_WHAT THIS TASK INVOLVES_
Starting with the line that contains "Transcribe this image's", write out each line through the end of the listing, unchanged. Output nothing else.
** start RECORDS PROVIDED **
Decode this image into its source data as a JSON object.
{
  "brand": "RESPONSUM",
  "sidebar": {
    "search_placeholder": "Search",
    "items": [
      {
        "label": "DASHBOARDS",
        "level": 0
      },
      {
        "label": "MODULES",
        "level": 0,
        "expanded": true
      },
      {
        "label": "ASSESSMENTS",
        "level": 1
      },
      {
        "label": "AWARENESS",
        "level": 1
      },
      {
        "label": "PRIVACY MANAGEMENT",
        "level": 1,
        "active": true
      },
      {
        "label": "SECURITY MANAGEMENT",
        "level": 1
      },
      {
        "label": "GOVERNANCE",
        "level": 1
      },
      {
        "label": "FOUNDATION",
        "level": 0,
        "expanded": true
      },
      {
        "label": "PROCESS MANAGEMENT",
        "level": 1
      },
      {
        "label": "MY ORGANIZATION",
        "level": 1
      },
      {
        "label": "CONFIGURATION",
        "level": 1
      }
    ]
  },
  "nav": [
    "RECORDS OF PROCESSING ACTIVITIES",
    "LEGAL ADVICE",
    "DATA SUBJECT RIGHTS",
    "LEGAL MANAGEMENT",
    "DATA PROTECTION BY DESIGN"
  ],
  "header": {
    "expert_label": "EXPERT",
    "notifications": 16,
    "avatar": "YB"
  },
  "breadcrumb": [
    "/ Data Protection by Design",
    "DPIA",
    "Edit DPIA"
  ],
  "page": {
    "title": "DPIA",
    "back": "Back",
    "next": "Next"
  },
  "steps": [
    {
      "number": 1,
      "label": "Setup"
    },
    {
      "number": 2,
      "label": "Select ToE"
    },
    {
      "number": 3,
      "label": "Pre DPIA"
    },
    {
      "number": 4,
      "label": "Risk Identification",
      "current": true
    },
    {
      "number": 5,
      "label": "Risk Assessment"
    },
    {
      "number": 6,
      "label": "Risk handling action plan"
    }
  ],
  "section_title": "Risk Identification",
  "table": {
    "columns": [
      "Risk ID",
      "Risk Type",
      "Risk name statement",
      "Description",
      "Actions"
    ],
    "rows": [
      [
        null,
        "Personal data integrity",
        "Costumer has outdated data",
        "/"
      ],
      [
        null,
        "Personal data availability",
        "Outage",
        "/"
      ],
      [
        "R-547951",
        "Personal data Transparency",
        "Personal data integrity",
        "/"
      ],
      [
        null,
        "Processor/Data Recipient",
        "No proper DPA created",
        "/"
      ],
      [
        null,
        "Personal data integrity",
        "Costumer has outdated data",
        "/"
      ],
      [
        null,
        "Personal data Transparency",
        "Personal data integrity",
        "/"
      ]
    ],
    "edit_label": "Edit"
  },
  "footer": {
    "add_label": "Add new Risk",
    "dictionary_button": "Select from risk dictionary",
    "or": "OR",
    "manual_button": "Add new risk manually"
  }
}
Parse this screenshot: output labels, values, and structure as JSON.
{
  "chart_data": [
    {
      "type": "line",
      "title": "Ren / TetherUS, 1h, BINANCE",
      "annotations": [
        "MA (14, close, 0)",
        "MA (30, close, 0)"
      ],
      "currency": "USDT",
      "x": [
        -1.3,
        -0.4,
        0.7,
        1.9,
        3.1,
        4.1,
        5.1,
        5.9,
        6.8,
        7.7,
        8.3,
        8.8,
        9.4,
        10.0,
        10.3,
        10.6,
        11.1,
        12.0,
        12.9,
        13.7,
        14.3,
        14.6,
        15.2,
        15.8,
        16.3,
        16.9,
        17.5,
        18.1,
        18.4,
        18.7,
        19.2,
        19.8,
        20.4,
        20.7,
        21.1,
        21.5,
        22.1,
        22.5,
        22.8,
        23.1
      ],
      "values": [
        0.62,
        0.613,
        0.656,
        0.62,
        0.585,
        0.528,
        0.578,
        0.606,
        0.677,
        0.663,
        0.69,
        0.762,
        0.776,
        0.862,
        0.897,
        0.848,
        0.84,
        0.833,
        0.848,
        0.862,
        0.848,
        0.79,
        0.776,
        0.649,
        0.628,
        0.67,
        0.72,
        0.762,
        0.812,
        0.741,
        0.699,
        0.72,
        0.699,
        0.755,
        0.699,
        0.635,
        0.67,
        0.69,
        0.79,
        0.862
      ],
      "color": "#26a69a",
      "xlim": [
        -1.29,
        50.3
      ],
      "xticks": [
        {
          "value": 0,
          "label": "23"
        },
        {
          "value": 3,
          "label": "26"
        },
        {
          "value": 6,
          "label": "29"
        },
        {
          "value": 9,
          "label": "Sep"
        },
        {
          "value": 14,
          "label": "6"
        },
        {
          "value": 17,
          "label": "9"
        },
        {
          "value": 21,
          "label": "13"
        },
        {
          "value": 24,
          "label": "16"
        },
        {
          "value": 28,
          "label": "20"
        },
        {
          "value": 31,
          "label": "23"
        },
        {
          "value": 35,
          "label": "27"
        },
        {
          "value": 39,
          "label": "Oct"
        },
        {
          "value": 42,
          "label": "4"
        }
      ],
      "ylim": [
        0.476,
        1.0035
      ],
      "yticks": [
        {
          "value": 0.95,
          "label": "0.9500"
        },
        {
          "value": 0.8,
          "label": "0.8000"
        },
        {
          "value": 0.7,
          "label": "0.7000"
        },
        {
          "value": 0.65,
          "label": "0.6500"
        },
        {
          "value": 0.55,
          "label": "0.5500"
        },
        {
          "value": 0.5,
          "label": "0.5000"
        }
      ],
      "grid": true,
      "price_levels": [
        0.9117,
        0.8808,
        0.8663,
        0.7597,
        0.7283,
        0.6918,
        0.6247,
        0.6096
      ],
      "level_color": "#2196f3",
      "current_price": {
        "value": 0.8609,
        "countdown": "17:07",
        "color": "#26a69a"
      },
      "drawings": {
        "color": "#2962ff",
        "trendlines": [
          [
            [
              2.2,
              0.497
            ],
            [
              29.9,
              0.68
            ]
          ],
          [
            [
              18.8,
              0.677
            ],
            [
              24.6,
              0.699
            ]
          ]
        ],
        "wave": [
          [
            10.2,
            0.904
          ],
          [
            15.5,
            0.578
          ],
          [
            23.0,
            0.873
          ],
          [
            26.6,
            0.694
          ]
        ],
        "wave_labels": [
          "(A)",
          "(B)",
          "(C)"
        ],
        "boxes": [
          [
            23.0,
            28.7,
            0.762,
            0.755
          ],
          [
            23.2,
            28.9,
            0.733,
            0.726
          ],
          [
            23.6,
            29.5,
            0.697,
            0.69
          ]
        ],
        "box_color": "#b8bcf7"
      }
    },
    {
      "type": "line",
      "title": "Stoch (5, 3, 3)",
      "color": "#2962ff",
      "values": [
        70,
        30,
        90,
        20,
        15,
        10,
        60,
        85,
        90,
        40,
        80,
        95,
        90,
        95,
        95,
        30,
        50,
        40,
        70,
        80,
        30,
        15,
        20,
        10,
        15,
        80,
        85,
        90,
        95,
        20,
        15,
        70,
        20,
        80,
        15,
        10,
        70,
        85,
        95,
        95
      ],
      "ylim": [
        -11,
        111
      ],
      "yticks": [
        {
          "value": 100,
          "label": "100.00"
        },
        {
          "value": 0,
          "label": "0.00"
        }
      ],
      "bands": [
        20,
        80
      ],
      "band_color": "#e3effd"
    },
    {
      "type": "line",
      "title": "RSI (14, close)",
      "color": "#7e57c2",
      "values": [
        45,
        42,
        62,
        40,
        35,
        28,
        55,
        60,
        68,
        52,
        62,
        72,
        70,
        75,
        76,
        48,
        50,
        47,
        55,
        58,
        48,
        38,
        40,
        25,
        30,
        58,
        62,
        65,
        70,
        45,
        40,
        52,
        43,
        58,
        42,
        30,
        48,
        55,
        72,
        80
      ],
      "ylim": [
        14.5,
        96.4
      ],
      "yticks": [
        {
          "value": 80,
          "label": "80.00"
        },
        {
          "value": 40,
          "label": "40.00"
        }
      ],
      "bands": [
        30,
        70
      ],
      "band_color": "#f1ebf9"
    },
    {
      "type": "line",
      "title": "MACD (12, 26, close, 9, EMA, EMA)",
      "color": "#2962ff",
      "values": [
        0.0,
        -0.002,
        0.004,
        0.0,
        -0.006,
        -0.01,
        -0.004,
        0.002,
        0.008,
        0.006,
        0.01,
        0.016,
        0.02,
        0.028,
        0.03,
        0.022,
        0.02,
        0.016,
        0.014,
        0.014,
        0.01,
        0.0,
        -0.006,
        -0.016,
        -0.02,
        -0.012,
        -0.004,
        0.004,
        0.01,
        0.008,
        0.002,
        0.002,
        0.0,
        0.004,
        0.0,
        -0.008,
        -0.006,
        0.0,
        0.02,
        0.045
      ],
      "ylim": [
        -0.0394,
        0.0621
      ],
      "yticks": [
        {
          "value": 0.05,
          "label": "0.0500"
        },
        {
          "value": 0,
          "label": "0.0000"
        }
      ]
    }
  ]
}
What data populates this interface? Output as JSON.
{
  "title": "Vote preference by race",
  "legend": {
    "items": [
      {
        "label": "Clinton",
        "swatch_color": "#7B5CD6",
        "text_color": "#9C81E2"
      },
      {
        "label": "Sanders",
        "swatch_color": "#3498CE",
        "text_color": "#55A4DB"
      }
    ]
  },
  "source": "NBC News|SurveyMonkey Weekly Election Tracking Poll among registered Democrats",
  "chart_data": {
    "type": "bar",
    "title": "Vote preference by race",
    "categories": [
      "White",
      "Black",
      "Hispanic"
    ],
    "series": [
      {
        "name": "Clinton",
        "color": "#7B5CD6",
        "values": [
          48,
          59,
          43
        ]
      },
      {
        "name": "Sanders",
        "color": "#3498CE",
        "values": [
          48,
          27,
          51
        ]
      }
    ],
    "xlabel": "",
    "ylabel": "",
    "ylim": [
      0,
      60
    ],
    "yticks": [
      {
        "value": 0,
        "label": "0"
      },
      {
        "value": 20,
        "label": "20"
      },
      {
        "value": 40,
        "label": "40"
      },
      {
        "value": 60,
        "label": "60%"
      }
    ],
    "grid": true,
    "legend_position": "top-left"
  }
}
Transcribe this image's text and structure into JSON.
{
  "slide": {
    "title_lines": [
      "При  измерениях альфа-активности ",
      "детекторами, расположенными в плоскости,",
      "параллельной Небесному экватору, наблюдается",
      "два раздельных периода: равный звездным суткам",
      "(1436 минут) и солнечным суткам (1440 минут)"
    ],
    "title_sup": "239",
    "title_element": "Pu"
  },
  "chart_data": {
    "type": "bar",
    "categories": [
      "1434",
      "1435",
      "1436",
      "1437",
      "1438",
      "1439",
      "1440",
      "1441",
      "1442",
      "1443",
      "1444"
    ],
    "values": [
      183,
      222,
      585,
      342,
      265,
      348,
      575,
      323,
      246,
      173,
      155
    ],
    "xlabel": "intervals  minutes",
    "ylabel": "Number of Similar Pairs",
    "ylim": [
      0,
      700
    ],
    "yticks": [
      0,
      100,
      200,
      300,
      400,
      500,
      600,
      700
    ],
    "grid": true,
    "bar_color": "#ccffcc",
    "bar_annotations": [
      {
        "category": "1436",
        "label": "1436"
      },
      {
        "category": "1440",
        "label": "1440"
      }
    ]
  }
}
** end RECORDS PROVIDED **
_SOLUTION TO THE PROBLEM_
Transcribe this image's text and structure into JSON.
{
  "slide": {
    "title_lines": [
      "При  измерениях альфа-активности ",
      "детекторами, расположенными в плоскости,",
      "параллельной Небесному экватору, наблюдается",
      "два раздельных периода: равный звездным суткам",
      "(1436 минут) и солнечным суткам (1440 минут)"
    ],
    "title_sup": "239",
    "title_element": "Pu"
  },
  "chart_data": {
    "type": "bar",
    "categories": [
      "1434",
      "1435",
      "1436",
      "1437",
      "1438",
      "1439",
      "1440",
      "1441",
      "1442",
      "1443",
      "1444"
    ],
    "values": [
      183,
      222,
      585,
      342,
      265,
      348,
      575,
      323,
      246,
      173,
      155
    ],
    "xlabel": "intervals  minutes",
    "ylabel": "Number of Similar Pairs",
    "ylim": [
      0,
      700
    ],
    "yticks": [
      0,
      100,
      200,
      300,
      400,
      500,
      600,
      700
    ],
    "grid": true,
    "bar_color": "#ccffcc",
    "bar_annotations": [
      {
        "category": "1436",
        "label": "1436"
      },
      {
        "category": "1440",
        "label": "1440"
      }
    ]
  }
}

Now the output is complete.